> **Challenge**: Give an exact copy of every line, leaving images out.

(Saved entries)

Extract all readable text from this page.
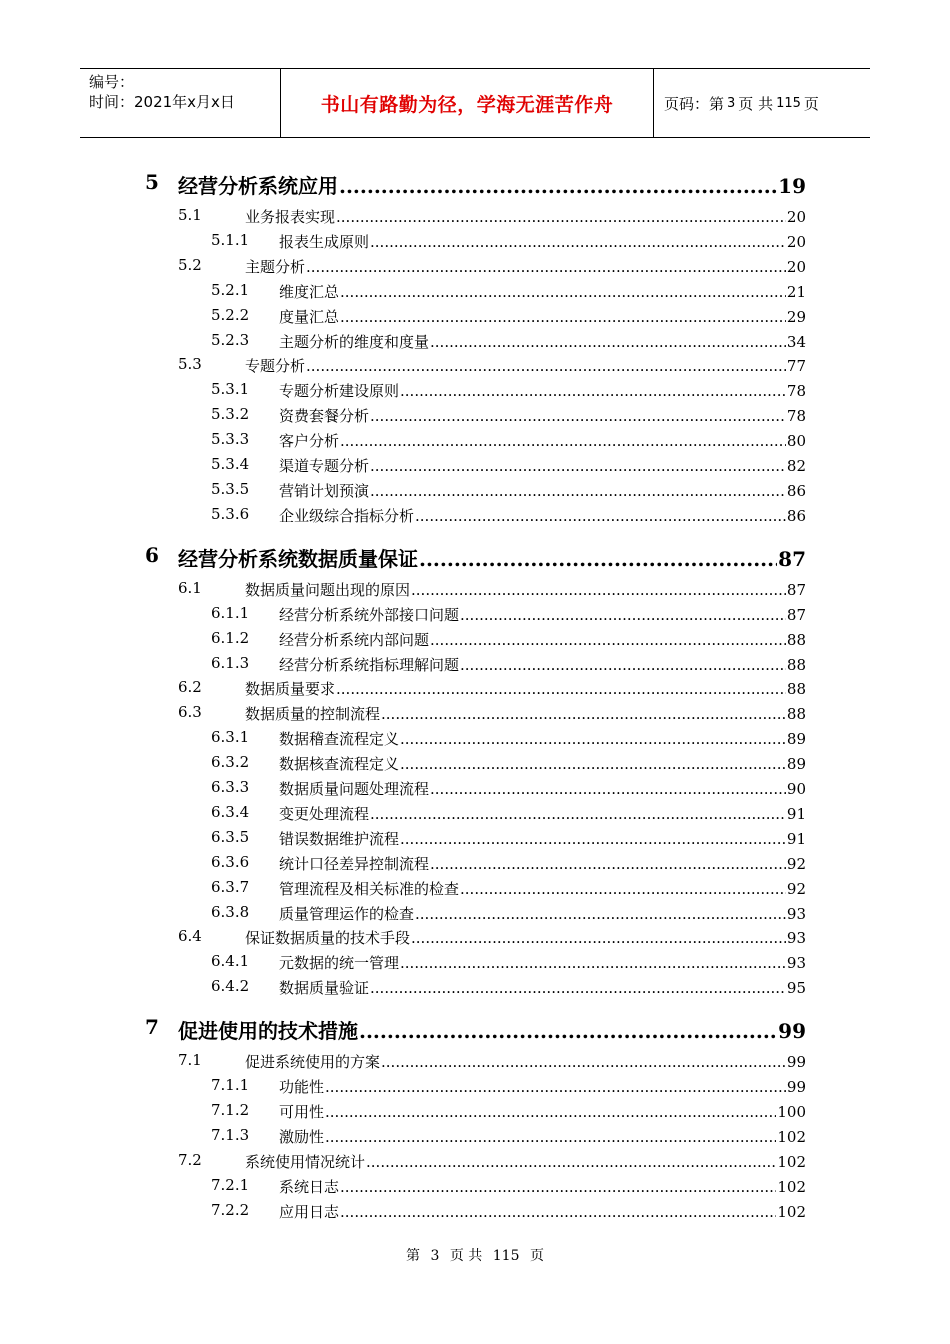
编号：
时间：2021年x月x日	书山有路勤为径，学海无涯苦作舟	页码：第 3 页 共 115 页
5 经营分析系统应用 .....	19
5.1	业务报表实现 .....	20
5.1.1 报表生成原则 .....	20
5.2	主题分析 .....	20
5.2.1 维度汇总 .....	21
5.2.2 度量汇总 .....	29
5.2.3 主题分析的维度和度量 .....	34
5.3	专题分析 .....	77
5.3.1 专题分析建设原则 .....	78
5.3.2 资费套餐分析 .....	78
5.3.3 客户分析 .....	80
5.3.4 渠道专题分析 .....	82
5.3.5 营销计划预演 .....	86
5.3.6 企业级综合指标分析 .....	86
6 经营分析系统数据质量保证 .....	87
6.1	数据质量问题出现的原因 .....	87
6.1.1 经营分析系统外部接口问题 .....	87
6.1.2 经营分析系统内部问题 .....	88
6.1.3 经营分析系统指标理解问题 .....	88
6.2	数据质量要求 .....	88
6.3	数据质量的控制流程 .....	88
6.3.1 数据稽查流程定义 .....	89
6.3.2 数据核查流程定义 .....	89
6.3.3 数据质量问题处理流程 .....	90
6.3.4 变更处理流程 .....	91
6.3.5 错误数据维护流程 .....	91
6.3.6 统计口径差异控制流程 .....	92
6.3.7 管理流程及相关标准的检查 .....	92
6.3.8 质量管理运作的检查 .....	93
6.4	保证数据质量的技术手段 .....	93
6.4.1 元数据的统一管理 .....	93
6.4.2 数据质量验证 .....	95
7 促进使用的技术措施 .....	99
7.1	促进系统使用的方案 .....	99
7.1.1 功能性 .....	99
7.1.2 可用性 .....	100
7.1.3 激励性 .....	102
7.2	系统使用情况统计 .....	102
7.2.1 系统日志 .....	102
7.2.2 应用日志 .....	102
第 3 页 共 115 页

> **Task response**:
Extract all readable text from this page.
编号：
时间：2021年x月x日	书山有路勤为径，学海无涯苦作舟	页码：第 3 页 共 115 页
5 经营分析系统应用 .....	19
5.1	业务报表实现 .....	20
5.1.1 报表生成原则 .....	20
5.2	主题分析 .....	20
5.2.1 维度汇总 .....	21
5.2.2 度量汇总 .....	29
5.2.3 主题分析的维度和度量 .....	34
5.3	专题分析 .....	77
5.3.1 专题分析建设原则 .....	78
5.3.2 资费套餐分析 .....	78
5.3.3 客户分析 .....	80
5.3.4 渠道专题分析 .....	82
5.3.5 营销计划预演 .....	86
5.3.6 企业级综合指标分析 .....	86
6 经营分析系统数据质量保证 .....	87
6.1	数据质量问题出现的原因 .....	87
6.1.1 经营分析系统外部接口问题 .....	87
6.1.2 经营分析系统内部问题 .....	88
6.1.3 经营分析系统指标理解问题 .....	88
6.2	数据质量要求 .....	88
6.3	数据质量的控制流程 .....	88
6.3.1 数据稽查流程定义 .....	89
6.3.2 数据核查流程定义 .....	89
6.3.3 数据质量问题处理流程 .....	90
6.3.4 变更处理流程 .....	91
6.3.5 错误数据维护流程 .....	91
6.3.6 统计口径差异控制流程 .....	92
6.3.7 管理流程及相关标准的检查 .....	92
6.3.8 质量管理运作的检查 .....	93
6.4	保证数据质量的技术手段 .....	93
6.4.1 元数据的统一管理 .....	93
6.4.2 数据质量验证 .....	95
7 促进使用的技术措施 .....	99
7.1	促进系统使用的方案 .....	99
7.1.1 功能性 .....	99
7.1.2 可用性 .....	100
7.1.3 激励性 .....	102
7.2	系统使用情况统计 .....	102
7.2.1 系统日志 .....	102
7.2.2 应用日志 .....	102
第 3 页 共 115 页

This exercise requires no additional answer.